WORK INSTRUCTIONS: Every line that contains the word "passenger" should be copied.

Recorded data
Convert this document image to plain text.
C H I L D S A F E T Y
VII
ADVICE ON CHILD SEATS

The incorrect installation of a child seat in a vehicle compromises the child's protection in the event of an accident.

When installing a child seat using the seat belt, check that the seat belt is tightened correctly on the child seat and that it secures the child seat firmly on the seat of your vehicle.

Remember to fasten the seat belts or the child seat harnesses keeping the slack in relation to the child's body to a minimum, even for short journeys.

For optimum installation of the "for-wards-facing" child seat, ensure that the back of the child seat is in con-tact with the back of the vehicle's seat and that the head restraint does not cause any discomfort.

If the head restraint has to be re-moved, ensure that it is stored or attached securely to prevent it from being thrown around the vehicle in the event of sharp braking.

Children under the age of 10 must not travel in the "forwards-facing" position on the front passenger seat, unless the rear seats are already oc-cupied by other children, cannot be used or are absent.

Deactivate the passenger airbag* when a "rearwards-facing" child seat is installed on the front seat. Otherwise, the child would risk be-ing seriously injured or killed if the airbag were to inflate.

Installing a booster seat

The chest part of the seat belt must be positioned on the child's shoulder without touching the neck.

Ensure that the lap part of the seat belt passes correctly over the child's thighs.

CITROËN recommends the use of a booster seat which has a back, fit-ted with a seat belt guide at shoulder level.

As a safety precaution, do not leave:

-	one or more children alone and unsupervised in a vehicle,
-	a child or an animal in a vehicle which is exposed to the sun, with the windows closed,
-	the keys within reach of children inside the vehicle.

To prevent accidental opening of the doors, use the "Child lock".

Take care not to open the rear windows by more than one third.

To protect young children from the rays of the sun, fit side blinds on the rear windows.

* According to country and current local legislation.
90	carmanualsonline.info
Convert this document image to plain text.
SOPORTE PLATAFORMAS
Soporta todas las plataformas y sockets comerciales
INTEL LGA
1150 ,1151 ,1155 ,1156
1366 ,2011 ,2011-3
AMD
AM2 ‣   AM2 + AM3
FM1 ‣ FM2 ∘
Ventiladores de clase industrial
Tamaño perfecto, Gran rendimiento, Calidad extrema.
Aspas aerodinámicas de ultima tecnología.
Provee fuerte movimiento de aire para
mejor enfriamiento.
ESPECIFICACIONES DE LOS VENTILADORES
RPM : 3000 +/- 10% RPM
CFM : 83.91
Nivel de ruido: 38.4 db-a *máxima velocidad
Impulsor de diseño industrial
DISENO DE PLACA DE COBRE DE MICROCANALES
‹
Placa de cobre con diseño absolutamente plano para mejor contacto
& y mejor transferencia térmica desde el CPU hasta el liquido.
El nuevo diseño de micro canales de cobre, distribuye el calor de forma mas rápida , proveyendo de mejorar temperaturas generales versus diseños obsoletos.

RIGHT ANSWER:
Children under the age of 10 must not travel in the "forwards-facing" position on the front passenger seat, unless the rear seats are already oc-cupied by other children, cannot be used or are absent.
Deactivate the passenger airbag* when a "rearwards-facing" child seat is installed on the front seat. Otherwise, the child would risk be-ing seriously injured or killed if the airbag were to inflate.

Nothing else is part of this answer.